▸ EXERCISE
Write out the listing below exactly, and omit any images you find in it.

** Start GIVEN DATA **

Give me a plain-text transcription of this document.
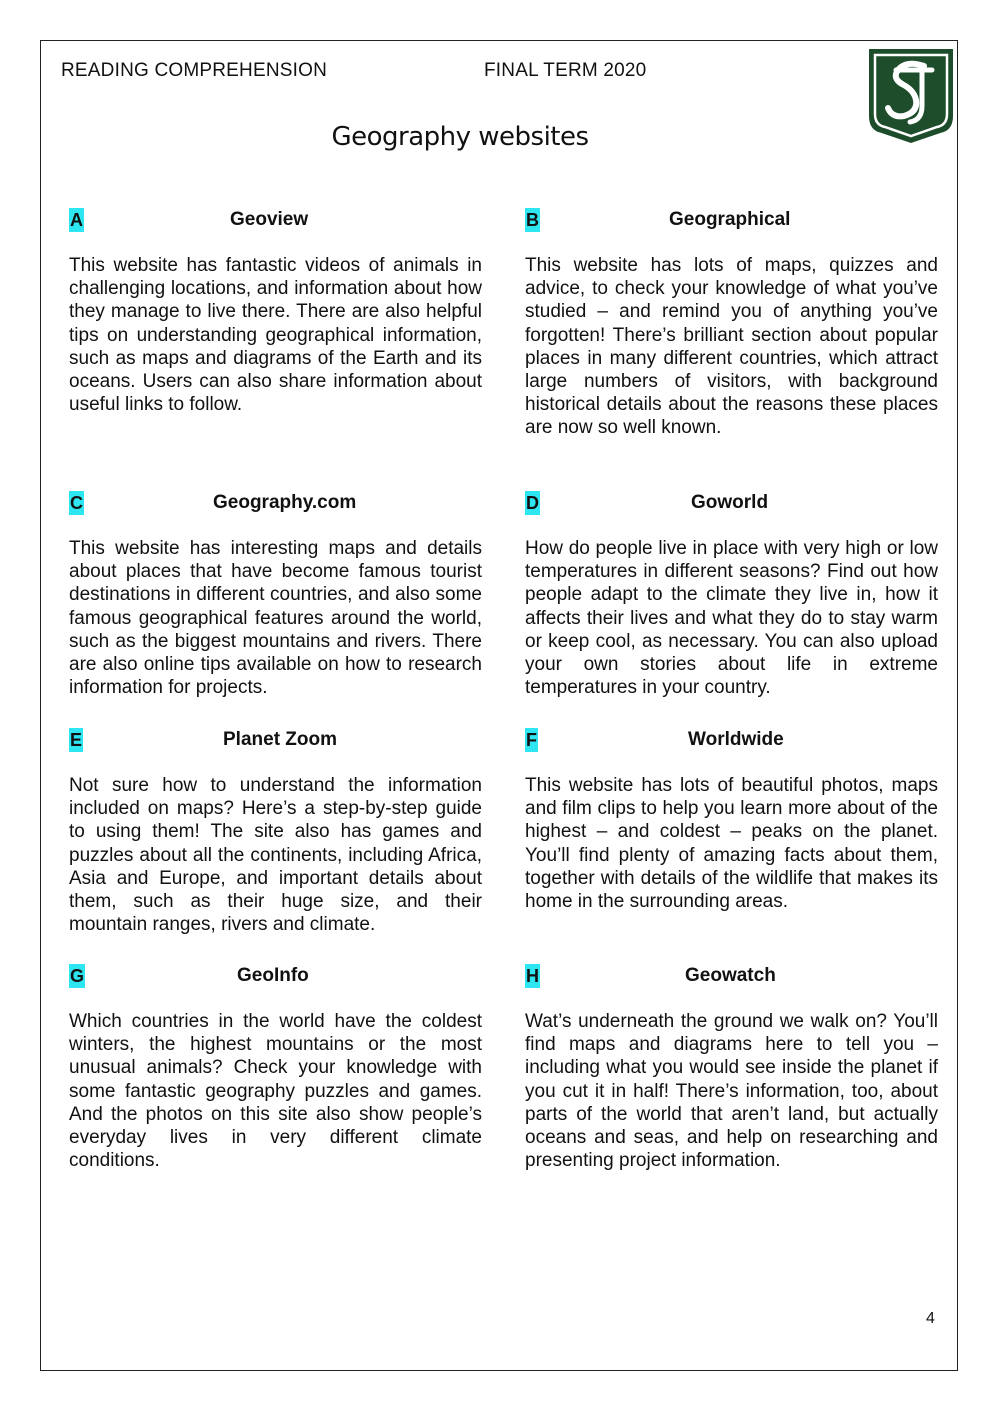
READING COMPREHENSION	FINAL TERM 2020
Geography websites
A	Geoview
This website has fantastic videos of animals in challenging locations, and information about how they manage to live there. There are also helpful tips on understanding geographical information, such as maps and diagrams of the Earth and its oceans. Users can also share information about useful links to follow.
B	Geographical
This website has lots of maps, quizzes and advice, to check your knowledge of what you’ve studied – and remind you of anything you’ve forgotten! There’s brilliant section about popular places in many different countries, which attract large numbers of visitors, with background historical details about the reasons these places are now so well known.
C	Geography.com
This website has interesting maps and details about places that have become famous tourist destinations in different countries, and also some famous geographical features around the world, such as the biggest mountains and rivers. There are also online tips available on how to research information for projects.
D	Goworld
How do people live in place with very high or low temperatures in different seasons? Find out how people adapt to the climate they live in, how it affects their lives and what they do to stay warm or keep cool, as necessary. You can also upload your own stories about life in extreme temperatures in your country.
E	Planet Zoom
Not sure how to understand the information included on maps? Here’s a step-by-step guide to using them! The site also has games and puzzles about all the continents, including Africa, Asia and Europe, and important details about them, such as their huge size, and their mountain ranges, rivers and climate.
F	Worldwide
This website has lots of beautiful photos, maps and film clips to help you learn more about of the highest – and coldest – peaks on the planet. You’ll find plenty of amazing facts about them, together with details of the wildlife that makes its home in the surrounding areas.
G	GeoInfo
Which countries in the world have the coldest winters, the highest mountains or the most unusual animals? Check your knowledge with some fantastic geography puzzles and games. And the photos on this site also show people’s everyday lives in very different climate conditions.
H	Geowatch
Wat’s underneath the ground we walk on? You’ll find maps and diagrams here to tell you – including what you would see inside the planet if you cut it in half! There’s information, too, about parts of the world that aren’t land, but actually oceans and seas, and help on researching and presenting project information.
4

** End GIVEN DATA **

▸ OUTPUT OF THE EXERCISE
Give me a plain-text transcription of this document.
READING COMPREHENSION	FINAL TERM 2020
Geography websites
A	Geoview
This website has fantastic videos of animals in challenging locations, and information about how they manage to live there. There are also helpful tips on understanding geographical information, such as maps and diagrams of the Earth and its oceans. Users can also share information about useful links to follow.
B	Geographical
This website has lots of maps, quizzes and advice, to check your knowledge of what you’ve studied – and remind you of anything you’ve forgotten! There’s brilliant section about popular places in many different countries, which attract large numbers of visitors, with background historical details about the reasons these places are now so well known.
C	Geography.com
This website has interesting maps and details about places that have become famous tourist destinations in different countries, and also some famous geographical features around the world, such as the biggest mountains and rivers. There are also online tips available on how to research information for projects.
D	Goworld
How do people live in place with very high or low temperatures in different seasons? Find out how people adapt to the climate they live in, how it affects their lives and what they do to stay warm or keep cool, as necessary. You can also upload your own stories about life in extreme temperatures in your country.
E	Planet Zoom
Not sure how to understand the information included on maps? Here’s a step-by-step guide to using them! The site also has games and puzzles about all the continents, including Africa, Asia and Europe, and important details about them, such as their huge size, and their mountain ranges, rivers and climate.
F	Worldwide
This website has lots of beautiful photos, maps and film clips to help you learn more about of the highest – and coldest – peaks on the planet. You’ll find plenty of amazing facts about them, together with details of the wildlife that makes its home in the surrounding areas.
G	GeoInfo
Which countries in the world have the coldest winters, the highest mountains or the most unusual animals? Check your knowledge with some fantastic geography puzzles and games. And the photos on this site also show people’s everyday lives in very different climate conditions.
H	Geowatch
Wat’s underneath the ground we walk on? You’ll find maps and diagrams here to tell you – including what you would see inside the planet if you cut it in half! There’s information, too, about parts of the world that aren’t land, but actually oceans and seas, and help on researching and presenting project information.
4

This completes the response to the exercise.